#### [Selected text]

Crap series you wish you hadn't started reading

Because hey, once you’re started on a story, you’re pretty much stuck with it eh?
Top of my list these days is the utterly execrable, entirely pointless, boring as paint webcomic called Questionable Content. It’s like a bad soap opera, only it moves a lot slower and doesn’t have any scantily clad pretty people. (This is based on mostly theoretical knowledge of course, since I haven’t ever actually seen any soap operas, but I know they used to ‘update’ five days a week with hour long episodes, and all the ads had lots of hot people making out)

Game of thrones comes a close second. In fact, I found it so bad that I’ve actually managed to stop reading it after the third book (or was it just the second? I forget). I’ve thankfully managed to dodge the Wheel of Time bullet, but I imagine it’s probably up there for many people. So, dopers, what other series would you advise unwary readers to steer clear of?

It’s weird. I have kind of a love/hate thing going on with QC. It does move slower than molasses in January, and sometimes I wonder why I continue to read it. Just tradition, I guess, probably the same reason why most people have read most comics throughout history. I started reading QC when there was already a few years worth built up, and it wasn’t so painfully slow reading it that way. I’ve grown to like the characters though, so while it has it’s faults, it’s not as though it takes a lot of effort on my part. A click of the mouse and about 30 seconds of my time 5 times a week- not a big time sink.

Someone should introduce Jeph to the concept of drawing up a few comics in advance, so that every time he has a sniffle he doesn’t miss a deadline. Really, if he got his shit together, he could take vacations and not have to worry about the strip.

#### [Prompt A]
Which lines of the entries contain the string "swatch"? Copy every such line, treating uppercase and lowercase as different.

#### [Working data]
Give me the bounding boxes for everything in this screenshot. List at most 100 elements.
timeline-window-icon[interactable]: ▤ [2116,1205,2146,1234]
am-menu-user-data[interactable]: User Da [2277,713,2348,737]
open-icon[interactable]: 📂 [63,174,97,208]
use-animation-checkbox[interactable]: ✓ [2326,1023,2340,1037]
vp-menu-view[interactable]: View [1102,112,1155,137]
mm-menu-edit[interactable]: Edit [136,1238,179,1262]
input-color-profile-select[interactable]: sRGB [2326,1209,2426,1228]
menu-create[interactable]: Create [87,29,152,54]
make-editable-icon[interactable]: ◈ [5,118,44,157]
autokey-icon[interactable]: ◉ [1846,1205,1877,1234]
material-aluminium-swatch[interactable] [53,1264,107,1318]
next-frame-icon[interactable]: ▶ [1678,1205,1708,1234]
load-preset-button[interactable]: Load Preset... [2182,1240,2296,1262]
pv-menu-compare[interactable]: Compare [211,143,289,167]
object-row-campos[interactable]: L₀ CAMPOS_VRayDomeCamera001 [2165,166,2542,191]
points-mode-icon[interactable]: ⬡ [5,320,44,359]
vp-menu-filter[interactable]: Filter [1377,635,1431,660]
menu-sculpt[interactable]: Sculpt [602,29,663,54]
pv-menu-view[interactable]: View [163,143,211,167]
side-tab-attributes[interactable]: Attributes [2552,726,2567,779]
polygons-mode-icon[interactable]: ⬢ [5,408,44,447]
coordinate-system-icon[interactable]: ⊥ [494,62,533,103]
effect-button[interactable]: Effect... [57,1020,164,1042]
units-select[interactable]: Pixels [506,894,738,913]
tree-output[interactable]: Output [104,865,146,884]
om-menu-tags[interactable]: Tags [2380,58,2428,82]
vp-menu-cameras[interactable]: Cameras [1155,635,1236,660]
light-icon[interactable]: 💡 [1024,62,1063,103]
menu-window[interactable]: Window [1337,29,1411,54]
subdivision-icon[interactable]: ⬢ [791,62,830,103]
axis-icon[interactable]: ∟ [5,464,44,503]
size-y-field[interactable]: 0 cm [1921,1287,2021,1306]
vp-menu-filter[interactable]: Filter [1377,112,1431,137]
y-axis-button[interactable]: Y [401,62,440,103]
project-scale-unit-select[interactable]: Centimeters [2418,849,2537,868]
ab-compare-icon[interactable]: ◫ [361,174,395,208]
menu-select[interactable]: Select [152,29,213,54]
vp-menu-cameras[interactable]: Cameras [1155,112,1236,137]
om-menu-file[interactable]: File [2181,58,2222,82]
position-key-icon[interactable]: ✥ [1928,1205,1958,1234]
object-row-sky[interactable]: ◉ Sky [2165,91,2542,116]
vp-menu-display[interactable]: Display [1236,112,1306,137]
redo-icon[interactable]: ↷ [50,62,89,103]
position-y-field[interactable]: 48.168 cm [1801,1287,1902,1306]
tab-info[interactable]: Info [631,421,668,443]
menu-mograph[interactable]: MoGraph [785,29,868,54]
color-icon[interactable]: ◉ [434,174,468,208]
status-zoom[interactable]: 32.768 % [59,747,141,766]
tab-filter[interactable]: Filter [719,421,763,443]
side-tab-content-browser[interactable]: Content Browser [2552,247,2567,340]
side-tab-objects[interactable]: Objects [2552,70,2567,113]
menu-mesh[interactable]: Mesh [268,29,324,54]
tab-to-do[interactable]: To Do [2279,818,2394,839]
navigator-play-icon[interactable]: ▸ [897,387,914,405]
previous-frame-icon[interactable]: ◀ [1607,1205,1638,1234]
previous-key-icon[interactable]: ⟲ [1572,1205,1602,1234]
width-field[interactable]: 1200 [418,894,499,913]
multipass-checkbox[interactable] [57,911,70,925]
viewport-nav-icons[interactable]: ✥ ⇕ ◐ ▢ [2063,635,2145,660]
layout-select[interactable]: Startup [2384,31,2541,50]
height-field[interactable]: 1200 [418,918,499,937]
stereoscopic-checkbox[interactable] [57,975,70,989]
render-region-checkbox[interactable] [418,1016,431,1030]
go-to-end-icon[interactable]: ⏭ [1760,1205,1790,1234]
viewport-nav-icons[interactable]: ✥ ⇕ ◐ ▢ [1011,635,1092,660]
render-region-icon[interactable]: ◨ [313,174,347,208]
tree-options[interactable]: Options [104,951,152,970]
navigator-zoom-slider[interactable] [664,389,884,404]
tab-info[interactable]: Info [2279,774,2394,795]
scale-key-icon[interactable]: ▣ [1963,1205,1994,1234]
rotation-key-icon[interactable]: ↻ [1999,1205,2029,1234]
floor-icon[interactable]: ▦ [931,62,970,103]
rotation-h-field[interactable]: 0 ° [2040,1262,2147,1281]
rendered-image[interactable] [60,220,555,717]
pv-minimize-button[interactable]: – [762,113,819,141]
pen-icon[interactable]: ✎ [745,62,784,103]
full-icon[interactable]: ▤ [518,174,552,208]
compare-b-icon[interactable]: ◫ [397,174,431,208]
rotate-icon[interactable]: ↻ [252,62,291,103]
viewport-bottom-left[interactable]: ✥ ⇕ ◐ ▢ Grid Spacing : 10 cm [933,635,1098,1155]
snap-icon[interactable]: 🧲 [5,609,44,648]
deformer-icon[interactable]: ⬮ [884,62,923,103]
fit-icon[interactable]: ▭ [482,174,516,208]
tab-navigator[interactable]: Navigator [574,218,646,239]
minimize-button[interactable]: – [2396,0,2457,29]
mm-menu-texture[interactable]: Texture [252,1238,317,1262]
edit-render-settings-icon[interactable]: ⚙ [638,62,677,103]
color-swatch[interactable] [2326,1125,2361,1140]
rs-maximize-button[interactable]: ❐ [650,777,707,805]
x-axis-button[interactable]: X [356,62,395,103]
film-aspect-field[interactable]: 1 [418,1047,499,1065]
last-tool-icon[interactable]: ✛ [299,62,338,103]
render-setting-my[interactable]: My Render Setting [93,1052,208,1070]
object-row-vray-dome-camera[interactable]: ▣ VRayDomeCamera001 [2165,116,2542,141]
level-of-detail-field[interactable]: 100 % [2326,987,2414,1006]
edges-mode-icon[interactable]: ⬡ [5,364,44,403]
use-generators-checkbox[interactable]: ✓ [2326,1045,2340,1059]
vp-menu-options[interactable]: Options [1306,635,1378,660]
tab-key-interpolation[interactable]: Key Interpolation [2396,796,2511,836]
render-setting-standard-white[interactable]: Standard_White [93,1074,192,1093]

#### [Prompt B]
Extend the forum discussion about series people wish they hadn't started reading, picking up after its final post.

#### [Written answer A]
material-aluminium-swatch[interactable] [53,1264,107,1318]
color-swatch[interactable] [2326,1125,2361,1140]

#### [Written answer B]
I generally avoid any series of books that need to be read in order. I used to have trouble getting them all at 2nd-hand stores and libraries. Nero Wolfe, Spenser, etc, were fine, but many others would be very disjointed if I skipped books. Butcher’s *Dresden Files *and Codex Alera were very rare exceptions. No regrets there.

Because it had a pretty cover, I picked up* The Copper Crown* by Patricia Kennealy Morrison. (She claims Jim Morrison went through a handfasting ceremony with her; he must have been really drunk that day.)

Kelts In Space! Wretched abuse of “ancient lore” that would get you laughed out of a RenFest in rural Iowa. Every character a Mary Sue. Yet I read 3 books in the series. I read fast! I thought it would get better! The covers really were pretty!

At least I was able to stop before reading any other books in the “universe.”

The Wheel of Time series. Drek.

The Girl with the Dragon Tattoo. The middle was interesting, but I don’t give a rat’s ass about the investigation of some fraudulent financial scheme that occupied the beginning and end of the book. I’ve successfully resisted reading the other two books in the series.

I’m going to go with the Sookie Stackhouse True Blood series by Charlaine Harris. The first one wasn’t too bad, modulo the whole “where have I seen the gifted beautiful human who’s irresistible to all the vampires and werewolves” deja vu. But like most of these series, it seemed to veer immediately into relationship angst and soft porn. I don’t care if Sookie’s milkshake brings all the vampires to the yard. I struggled through the next two and couldn’t go on.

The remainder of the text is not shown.